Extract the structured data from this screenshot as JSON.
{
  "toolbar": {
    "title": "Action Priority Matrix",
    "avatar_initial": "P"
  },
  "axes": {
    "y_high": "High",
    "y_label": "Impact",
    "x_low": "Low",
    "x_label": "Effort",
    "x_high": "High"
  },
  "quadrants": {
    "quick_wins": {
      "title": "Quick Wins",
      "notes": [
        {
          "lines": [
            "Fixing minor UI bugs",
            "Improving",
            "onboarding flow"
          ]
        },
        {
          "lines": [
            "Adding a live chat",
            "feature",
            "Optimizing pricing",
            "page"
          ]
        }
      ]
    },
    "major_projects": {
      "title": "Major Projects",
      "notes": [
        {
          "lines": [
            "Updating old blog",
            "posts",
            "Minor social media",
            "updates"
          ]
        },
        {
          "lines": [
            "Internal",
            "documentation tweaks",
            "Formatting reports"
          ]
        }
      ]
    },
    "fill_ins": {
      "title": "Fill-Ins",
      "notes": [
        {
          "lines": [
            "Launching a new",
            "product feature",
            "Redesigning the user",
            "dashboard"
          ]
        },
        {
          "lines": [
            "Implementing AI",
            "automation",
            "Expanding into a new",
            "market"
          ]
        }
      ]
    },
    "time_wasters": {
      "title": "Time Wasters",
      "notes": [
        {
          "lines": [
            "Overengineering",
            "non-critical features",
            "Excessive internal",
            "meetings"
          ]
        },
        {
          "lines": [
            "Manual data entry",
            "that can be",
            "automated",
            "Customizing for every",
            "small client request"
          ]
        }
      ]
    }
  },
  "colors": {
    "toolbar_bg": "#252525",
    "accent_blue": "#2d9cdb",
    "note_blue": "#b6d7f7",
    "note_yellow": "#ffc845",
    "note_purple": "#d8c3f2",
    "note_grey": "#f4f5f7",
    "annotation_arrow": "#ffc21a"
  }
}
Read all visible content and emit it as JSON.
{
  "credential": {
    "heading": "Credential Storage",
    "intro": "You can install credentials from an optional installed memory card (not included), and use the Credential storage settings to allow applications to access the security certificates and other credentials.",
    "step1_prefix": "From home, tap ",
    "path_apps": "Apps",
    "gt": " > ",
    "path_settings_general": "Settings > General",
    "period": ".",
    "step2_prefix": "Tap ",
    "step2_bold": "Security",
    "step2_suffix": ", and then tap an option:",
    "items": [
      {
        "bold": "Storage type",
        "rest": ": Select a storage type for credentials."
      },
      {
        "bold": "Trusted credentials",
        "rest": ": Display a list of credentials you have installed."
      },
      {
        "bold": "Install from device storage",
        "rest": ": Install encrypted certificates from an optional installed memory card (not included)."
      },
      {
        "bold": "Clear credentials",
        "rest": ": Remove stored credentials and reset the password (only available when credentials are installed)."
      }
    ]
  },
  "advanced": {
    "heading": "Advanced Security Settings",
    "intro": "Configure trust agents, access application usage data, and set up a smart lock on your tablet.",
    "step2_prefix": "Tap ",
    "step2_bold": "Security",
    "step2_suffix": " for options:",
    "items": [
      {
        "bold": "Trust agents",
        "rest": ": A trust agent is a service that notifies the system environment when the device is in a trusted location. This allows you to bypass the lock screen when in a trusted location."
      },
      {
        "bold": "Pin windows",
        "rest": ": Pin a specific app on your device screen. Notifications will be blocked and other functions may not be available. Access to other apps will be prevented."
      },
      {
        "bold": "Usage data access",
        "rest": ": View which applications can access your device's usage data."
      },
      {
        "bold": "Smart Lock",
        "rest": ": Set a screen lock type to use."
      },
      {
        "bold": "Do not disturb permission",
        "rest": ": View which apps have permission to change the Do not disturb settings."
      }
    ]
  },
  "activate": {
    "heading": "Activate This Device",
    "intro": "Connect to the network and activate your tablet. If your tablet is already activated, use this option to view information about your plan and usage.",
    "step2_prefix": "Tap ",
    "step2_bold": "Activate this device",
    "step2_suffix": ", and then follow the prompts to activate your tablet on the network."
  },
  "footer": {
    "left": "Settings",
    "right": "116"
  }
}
==*==
_Requirements_. Copy each line of the listing that holds the word "title".

_Task solution_.
    "title": "Action Priority Matrix",
      "title": "Quick Wins",
      "title": "Major Projects",
      "title": "Fill-Ins",
      "title": "Time Wasters",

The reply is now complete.